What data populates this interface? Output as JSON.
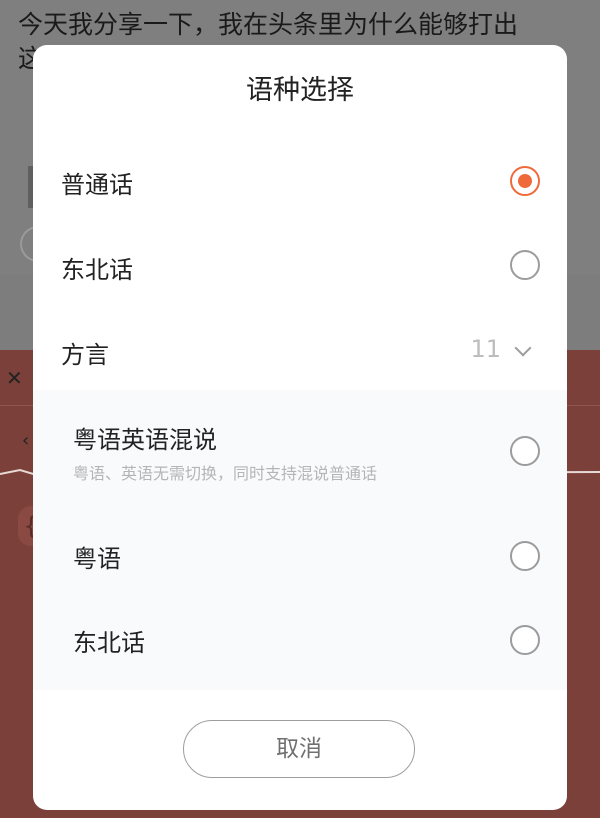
{
  "background": {
    "text_line_1": "今天我分享一下，我在头条里为什么能够打出",
    "text_line_2": "这"
  },
  "dialog": {
    "title": "语种选择",
    "options": [
      {
        "label": "普通话",
        "selected": true
      },
      {
        "label": "东北话",
        "selected": false
      }
    ],
    "dialect_group": {
      "label": "方言",
      "count": "11",
      "items": [
        {
          "label": "粤语英语混说",
          "description": "粤语、英语无需切换，同时支持混说普通话",
          "selected": false
        },
        {
          "label": "粤语",
          "selected": false
        },
        {
          "label": "东北话",
          "selected": false
        }
      ]
    },
    "cancel_label": "取消"
  },
  "colors": {
    "accent": "#ef6a3a",
    "overlay_gray": "#7f7f7f",
    "overlay_red": "#7b4039"
  }
}
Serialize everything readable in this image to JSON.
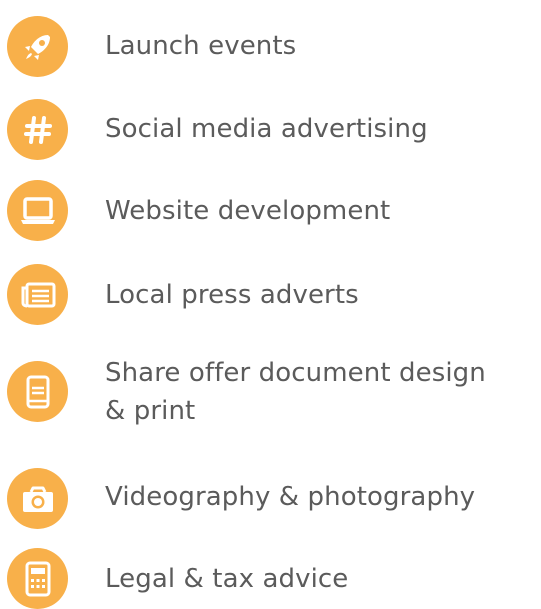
{
  "colors": {
    "icon_bg": "#f8b04a",
    "icon_fg": "#ffffff",
    "text": "#5b5b5b"
  },
  "items": [
    {
      "label": "Launch events",
      "icon": "rocket-icon"
    },
    {
      "label": "Social media advertising",
      "icon": "hashtag-icon"
    },
    {
      "label": "Website development",
      "icon": "laptop-icon"
    },
    {
      "label": "Local press adverts",
      "icon": "newspaper-icon"
    },
    {
      "label_line1": "Share offer document design",
      "label_line2": "& print",
      "icon": "book-icon"
    },
    {
      "label": "Videography & photography",
      "icon": "camera-icon"
    },
    {
      "label": "Legal & tax advice",
      "icon": "calculator-icon"
    }
  ]
}
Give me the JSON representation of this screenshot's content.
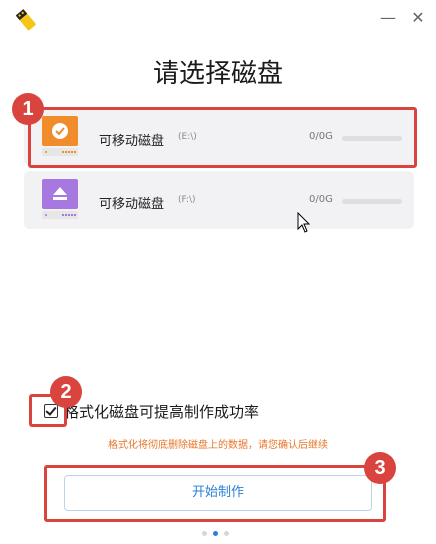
{
  "window": {
    "minimize_glyph": "—",
    "close_glyph": "✕"
  },
  "page_title": "请选择磁盘",
  "disks": [
    {
      "name": "可移动磁盘",
      "drive": "(E:\\)",
      "capacity": "0/0G",
      "icon": "usb-drive-checked-icon",
      "color": "#f08c2a",
      "usage": 0
    },
    {
      "name": "可移动磁盘",
      "drive": "(F:\\)",
      "capacity": "0/0G",
      "icon": "usb-drive-eject-icon",
      "color": "#a678e0",
      "usage": 0
    }
  ],
  "format_option": {
    "label": "格式化磁盘可提高制作成功率",
    "checked": true
  },
  "warning": "格式化将彻底删除磁盘上的数据，请您确认后继续",
  "start_button": "开始制作",
  "pagination": {
    "total": 3,
    "active": 1
  },
  "annotations": [
    "1",
    "2",
    "3"
  ],
  "colors": {
    "accent": "#2b7fd8",
    "annotation": "#d9443f",
    "warning": "#e8762a"
  }
}
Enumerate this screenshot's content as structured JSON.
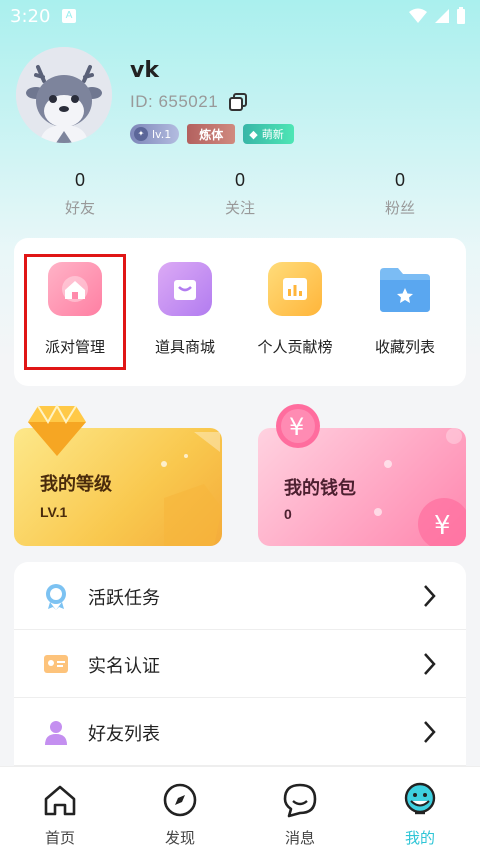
{
  "status_bar": {
    "time": "3:20"
  },
  "profile": {
    "username": "vk",
    "user_id": "ID: 655021",
    "badges": {
      "level": "lv.1",
      "role": "炼体",
      "green": "萌新"
    }
  },
  "stats": [
    {
      "value": "0",
      "label": "好友"
    },
    {
      "value": "0",
      "label": "关注"
    },
    {
      "value": "0",
      "label": "粉丝"
    }
  ],
  "menu": [
    {
      "label": "派对管理",
      "icon": "home-icon"
    },
    {
      "label": "道具商城",
      "icon": "shop-bag-icon"
    },
    {
      "label": "个人贡献榜",
      "icon": "bar-chart-icon"
    },
    {
      "label": "收藏列表",
      "icon": "star-folder-icon"
    }
  ],
  "level_card": {
    "title": "我的等级",
    "value": "LV.1"
  },
  "wallet_card": {
    "title": "我的钱包",
    "value": "0"
  },
  "list": [
    {
      "label": "活跃任务",
      "icon": "medal-icon"
    },
    {
      "label": "实名认证",
      "icon": "id-card-icon"
    },
    {
      "label": "好友列表",
      "icon": "user-icon"
    }
  ],
  "nav": [
    {
      "label": "首页",
      "icon": "home-outline-icon"
    },
    {
      "label": "发现",
      "icon": "compass-icon"
    },
    {
      "label": "消息",
      "icon": "chat-bubble-icon"
    },
    {
      "label": "我的",
      "icon": "profile-face-icon",
      "active": true
    }
  ],
  "colors": {
    "accent": "#2ec5d6",
    "highlight": "#e01616"
  }
}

> What the exercise asks
Exclude the pictures and transcribe all of the entries exactly.

> Result for this exercise
What data populates this interface? Output as JSON.
{
  "background": {
    "text_line_1": "今天我分享一下，我在头条里为什么能够打出",
    "text_line_2": "这"
  },
  "dialog": {
    "title": "语种选择",
    "options": [
      {
        "label": "普通话",
        "selected": true
      },
      {
        "label": "东北话",
        "selected": false
      }
    ],
    "dialect_group": {
      "label": "方言",
      "count": "11",
      "items": [
        {
          "label": "粤语英语混说",
          "description": "粤语、英语无需切换，同时支持混说普通话",
          "selected": false
        },
        {
          "label": "粤语",
          "selected": false
        },
        {
          "label": "东北话",
          "selected": false
        }
      ]
    },
    "cancel_label": "取消"
  },
  "colors": {
    "accent": "#ef6a3a",
    "overlay_gray": "#7f7f7f",
    "overlay_red": "#7b4039"
  }
}
Serialize everything readable in this image to JSON.
{
  "colors": {
    "icon_bg": "#f8b04a",
    "icon_fg": "#ffffff",
    "text": "#5b5b5b"
  },
  "items": [
    {
      "label": "Launch events",
      "icon": "rocket-icon"
    },
    {
      "label": "Social media advertising",
      "icon": "hashtag-icon"
    },
    {
      "label": "Website development",
      "icon": "laptop-icon"
    },
    {
      "label": "Local press adverts",
      "icon": "newspaper-icon"
    },
    {
      "label_line1": "Share offer document design",
      "label_line2": "& print",
      "icon": "book-icon"
    },
    {
      "label": "Videography & photography",
      "icon": "camera-icon"
    },
    {
      "label": "Legal & tax advice",
      "icon": "calculator-icon"
    }
  ]
}
Give me the JSON representation of this screenshot's content.
{
  "window": {
    "minimize_glyph": "—",
    "close_glyph": "✕"
  },
  "page_title": "请选择磁盘",
  "disks": [
    {
      "name": "可移动磁盘",
      "drive": "(E:\\)",
      "capacity": "0/0G",
      "icon": "usb-drive-checked-icon",
      "color": "#f08c2a",
      "usage": 0
    },
    {
      "name": "可移动磁盘",
      "drive": "(F:\\)",
      "capacity": "0/0G",
      "icon": "usb-drive-eject-icon",
      "color": "#a678e0",
      "usage": 0
    }
  ],
  "format_option": {
    "label": "格式化磁盘可提高制作成功率",
    "checked": true
  },
  "warning": "格式化将彻底删除磁盘上的数据，请您确认后继续",
  "start_button": "开始制作",
  "pagination": {
    "total": 3,
    "active": 1
  },
  "annotations": [
    "1",
    "2",
    "3"
  ],
  "colors": {
    "accent": "#2b7fd8",
    "annotation": "#d9443f",
    "warning": "#e8762a"
  }
}
Enumerate this screenshot's content as structured JSON.
{
  "status_bar": {
    "time": "3:20"
  },
  "profile": {
    "username": "vk",
    "user_id": "ID: 655021",
    "badges": {
      "level": "lv.1",
      "role": "炼体",
      "green": "萌新"
    }
  },
  "stats": [
    {
      "value": "0",
      "label": "好友"
    },
    {
      "value": "0",
      "label": "关注"
    },
    {
      "value": "0",
      "label": "粉丝"
    }
  ],
  "menu": [
    {
      "label": "派对管理",
      "icon": "home-icon"
    },
    {
      "label": "道具商城",
      "icon": "shop-bag-icon"
    },
    {
      "label": "个人贡献榜",
      "icon": "bar-chart-icon"
    },
    {
      "label": "收藏列表",
      "icon": "star-folder-icon"
    }
  ],
  "level_card": {
    "title": "我的等级",
    "value": "LV.1"
  },
  "wallet_card": {
    "title": "我的钱包",
    "value": "0"
  },
  "list": [
    {
      "label": "活跃任务",
      "icon": "medal-icon"
    },
    {
      "label": "实名认证",
      "icon": "id-card-icon"
    },
    {
      "label": "好友列表",
      "icon": "user-icon"
    }
  ],
  "nav": [
    {
      "label": "首页",
      "icon": "home-outline-icon"
    },
    {
      "label": "发现",
      "icon": "compass-icon"
    },
    {
      "label": "消息",
      "icon": "chat-bubble-icon"
    },
    {
      "label": "我的",
      "icon": "profile-face-icon",
      "active": true
    }
  ],
  "colors": {
    "accent": "#2ec5d6",
    "highlight": "#e01616"
  }
}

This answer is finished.